### WORK TO COMPLETE
Output the line containing "Transcribe this image's" and all subsequent lines of the listing below, copied exactly, with no other lines.

### INFORMATION SUPPLIED
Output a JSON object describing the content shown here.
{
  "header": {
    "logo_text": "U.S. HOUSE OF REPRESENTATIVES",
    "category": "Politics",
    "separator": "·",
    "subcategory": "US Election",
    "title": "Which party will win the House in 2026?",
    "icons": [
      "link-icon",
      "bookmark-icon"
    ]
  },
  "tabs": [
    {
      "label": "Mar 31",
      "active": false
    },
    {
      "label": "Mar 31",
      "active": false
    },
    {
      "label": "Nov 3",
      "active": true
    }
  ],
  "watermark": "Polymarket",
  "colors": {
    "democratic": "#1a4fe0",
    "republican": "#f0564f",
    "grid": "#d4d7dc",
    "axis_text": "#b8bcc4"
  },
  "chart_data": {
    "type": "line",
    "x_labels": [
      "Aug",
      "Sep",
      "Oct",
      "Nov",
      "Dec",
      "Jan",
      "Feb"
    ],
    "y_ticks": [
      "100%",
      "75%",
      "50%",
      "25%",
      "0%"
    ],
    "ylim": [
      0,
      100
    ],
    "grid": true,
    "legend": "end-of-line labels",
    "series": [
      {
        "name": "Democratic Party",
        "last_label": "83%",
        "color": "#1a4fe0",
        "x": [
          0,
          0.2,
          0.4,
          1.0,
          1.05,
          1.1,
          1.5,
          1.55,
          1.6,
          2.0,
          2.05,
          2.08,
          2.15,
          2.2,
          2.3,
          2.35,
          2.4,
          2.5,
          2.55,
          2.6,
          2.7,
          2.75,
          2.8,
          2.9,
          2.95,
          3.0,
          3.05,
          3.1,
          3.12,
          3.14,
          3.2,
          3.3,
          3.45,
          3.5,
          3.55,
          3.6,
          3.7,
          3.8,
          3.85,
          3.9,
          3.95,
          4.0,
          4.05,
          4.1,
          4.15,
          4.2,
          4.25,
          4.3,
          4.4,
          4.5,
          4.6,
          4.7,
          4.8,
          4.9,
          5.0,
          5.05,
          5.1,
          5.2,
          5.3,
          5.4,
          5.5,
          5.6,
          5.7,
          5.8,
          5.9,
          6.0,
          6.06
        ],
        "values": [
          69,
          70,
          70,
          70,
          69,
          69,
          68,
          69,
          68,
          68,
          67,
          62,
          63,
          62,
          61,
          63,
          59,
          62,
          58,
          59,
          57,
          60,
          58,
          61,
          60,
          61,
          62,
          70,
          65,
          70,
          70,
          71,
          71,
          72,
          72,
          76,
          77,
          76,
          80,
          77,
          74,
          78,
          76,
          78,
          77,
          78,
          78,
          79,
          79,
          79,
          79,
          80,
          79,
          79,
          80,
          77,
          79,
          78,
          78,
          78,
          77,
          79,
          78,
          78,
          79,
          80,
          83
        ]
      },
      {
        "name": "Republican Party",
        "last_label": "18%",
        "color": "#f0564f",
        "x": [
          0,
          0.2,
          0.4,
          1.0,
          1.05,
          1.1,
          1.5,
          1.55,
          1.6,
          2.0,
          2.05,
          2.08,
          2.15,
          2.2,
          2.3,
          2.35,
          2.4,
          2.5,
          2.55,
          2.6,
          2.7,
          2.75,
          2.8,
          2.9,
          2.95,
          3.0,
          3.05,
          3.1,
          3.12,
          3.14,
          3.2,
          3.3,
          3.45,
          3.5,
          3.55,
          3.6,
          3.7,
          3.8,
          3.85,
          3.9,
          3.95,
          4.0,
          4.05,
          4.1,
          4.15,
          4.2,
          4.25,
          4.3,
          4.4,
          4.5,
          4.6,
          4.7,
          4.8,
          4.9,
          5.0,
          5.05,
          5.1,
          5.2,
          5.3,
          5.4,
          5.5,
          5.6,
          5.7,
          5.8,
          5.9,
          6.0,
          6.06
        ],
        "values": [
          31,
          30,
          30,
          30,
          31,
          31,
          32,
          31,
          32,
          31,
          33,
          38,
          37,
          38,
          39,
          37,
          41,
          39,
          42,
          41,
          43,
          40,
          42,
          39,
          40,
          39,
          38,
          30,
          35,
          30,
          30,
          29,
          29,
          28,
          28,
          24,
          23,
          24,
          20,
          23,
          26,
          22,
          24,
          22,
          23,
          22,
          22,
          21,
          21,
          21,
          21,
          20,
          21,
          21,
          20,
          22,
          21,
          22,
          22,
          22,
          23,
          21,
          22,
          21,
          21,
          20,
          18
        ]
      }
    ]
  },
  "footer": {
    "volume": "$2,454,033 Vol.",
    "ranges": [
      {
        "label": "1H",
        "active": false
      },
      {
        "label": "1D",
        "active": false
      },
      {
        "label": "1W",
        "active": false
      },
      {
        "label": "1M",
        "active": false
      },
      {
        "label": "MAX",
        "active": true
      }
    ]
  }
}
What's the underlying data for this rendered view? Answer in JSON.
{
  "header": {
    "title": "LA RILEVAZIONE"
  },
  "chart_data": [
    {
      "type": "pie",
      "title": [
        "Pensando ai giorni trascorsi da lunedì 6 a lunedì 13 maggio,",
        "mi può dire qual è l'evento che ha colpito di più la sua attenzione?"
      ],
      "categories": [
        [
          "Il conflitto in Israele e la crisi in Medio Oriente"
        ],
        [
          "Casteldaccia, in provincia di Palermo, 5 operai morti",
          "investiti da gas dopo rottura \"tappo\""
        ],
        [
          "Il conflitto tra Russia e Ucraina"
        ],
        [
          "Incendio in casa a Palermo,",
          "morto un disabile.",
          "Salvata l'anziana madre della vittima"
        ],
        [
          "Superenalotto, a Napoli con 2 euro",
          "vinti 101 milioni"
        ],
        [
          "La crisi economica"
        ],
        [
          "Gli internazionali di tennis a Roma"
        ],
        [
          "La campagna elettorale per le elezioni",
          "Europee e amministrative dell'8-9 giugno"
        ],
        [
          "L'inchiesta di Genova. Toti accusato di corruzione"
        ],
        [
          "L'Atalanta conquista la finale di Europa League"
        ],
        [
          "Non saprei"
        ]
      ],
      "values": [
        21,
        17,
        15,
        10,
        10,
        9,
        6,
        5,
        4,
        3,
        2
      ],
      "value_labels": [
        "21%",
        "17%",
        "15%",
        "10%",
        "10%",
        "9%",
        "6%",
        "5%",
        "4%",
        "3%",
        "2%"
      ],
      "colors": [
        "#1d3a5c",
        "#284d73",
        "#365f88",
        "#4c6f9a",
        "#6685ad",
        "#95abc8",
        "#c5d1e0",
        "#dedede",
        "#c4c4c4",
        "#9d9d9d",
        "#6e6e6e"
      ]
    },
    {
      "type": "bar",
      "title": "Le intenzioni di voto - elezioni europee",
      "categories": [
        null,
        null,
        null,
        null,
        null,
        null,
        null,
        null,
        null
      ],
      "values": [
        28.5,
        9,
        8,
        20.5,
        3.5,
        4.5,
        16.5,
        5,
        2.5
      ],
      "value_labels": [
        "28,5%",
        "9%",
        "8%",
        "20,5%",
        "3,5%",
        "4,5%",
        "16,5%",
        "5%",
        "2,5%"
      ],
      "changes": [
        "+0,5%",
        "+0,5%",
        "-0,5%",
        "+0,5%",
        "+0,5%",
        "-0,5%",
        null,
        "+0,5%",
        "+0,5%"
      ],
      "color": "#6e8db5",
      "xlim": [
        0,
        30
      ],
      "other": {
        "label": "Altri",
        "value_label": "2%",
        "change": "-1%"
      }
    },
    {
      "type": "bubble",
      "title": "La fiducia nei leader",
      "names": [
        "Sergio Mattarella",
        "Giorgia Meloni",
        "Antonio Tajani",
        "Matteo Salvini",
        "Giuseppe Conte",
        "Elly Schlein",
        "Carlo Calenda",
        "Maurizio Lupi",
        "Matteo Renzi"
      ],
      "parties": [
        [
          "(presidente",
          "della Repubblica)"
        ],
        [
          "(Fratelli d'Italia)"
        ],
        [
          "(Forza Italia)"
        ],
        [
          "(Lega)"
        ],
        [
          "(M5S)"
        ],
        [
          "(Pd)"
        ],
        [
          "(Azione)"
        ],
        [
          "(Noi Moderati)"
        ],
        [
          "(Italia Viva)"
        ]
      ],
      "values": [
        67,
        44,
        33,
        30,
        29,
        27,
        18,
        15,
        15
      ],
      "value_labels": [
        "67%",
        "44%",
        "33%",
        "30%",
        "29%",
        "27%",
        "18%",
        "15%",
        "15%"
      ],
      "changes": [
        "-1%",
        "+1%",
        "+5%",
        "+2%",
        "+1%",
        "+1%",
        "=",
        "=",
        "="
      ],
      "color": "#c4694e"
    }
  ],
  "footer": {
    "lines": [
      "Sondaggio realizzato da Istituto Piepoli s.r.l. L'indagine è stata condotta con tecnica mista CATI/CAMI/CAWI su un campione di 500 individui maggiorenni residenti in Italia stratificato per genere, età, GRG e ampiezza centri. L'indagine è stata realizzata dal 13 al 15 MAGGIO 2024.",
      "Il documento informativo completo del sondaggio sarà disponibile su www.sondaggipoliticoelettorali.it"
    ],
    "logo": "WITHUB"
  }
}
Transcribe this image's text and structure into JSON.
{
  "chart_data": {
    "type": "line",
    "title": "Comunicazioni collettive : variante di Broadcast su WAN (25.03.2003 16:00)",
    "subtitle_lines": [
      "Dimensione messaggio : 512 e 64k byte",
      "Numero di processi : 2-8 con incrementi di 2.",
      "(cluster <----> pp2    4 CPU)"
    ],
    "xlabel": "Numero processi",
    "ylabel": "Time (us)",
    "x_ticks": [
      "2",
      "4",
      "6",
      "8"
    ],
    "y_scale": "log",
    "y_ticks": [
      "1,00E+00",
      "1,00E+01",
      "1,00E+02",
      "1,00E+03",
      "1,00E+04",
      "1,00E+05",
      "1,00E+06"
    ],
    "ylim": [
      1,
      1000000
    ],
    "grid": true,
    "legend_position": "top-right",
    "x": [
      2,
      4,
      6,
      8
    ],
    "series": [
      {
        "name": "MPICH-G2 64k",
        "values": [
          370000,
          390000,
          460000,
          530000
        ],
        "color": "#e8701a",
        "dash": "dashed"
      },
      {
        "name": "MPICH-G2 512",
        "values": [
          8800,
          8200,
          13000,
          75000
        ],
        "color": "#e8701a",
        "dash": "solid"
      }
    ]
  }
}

### SOLVED EXERCISE
Transcribe this image's text and structure into JSON.
{
  "chart_data": {
    "type": "line",
    "title": "Comunicazioni collettive : variante di Broadcast su WAN (25.03.2003 16:00)",
    "subtitle_lines": [
      "Dimensione messaggio : 512 e 64k byte",
      "Numero di processi : 2-8 con incrementi di 2.",
      "(cluster <----> pp2    4 CPU)"
    ],
    "xlabel": "Numero processi",
    "ylabel": "Time (us)",
    "x_ticks": [
      "2",
      "4",
      "6",
      "8"
    ],
    "y_scale": "log",
    "y_ticks": [
      "1,00E+00",
      "1,00E+01",
      "1,00E+02",
      "1,00E+03",
      "1,00E+04",
      "1,00E+05",
      "1,00E+06"
    ],
    "ylim": [
      1,
      1000000
    ],
    "grid": true,
    "legend_position": "top-right",
    "x": [
      2,
      4,
      6,
      8
    ],
    "series": [
      {
        "name": "MPICH-G2 64k",
        "values": [
          370000,
          390000,
          460000,
          530000
        ],
        "color": "#e8701a",
        "dash": "dashed"
      },
      {
        "name": "MPICH-G2 512",
        "values": [
          8800,
          8200,
          13000,
          75000
        ],
        "color": "#e8701a",
        "dash": "solid"
      }
    ]
  }
}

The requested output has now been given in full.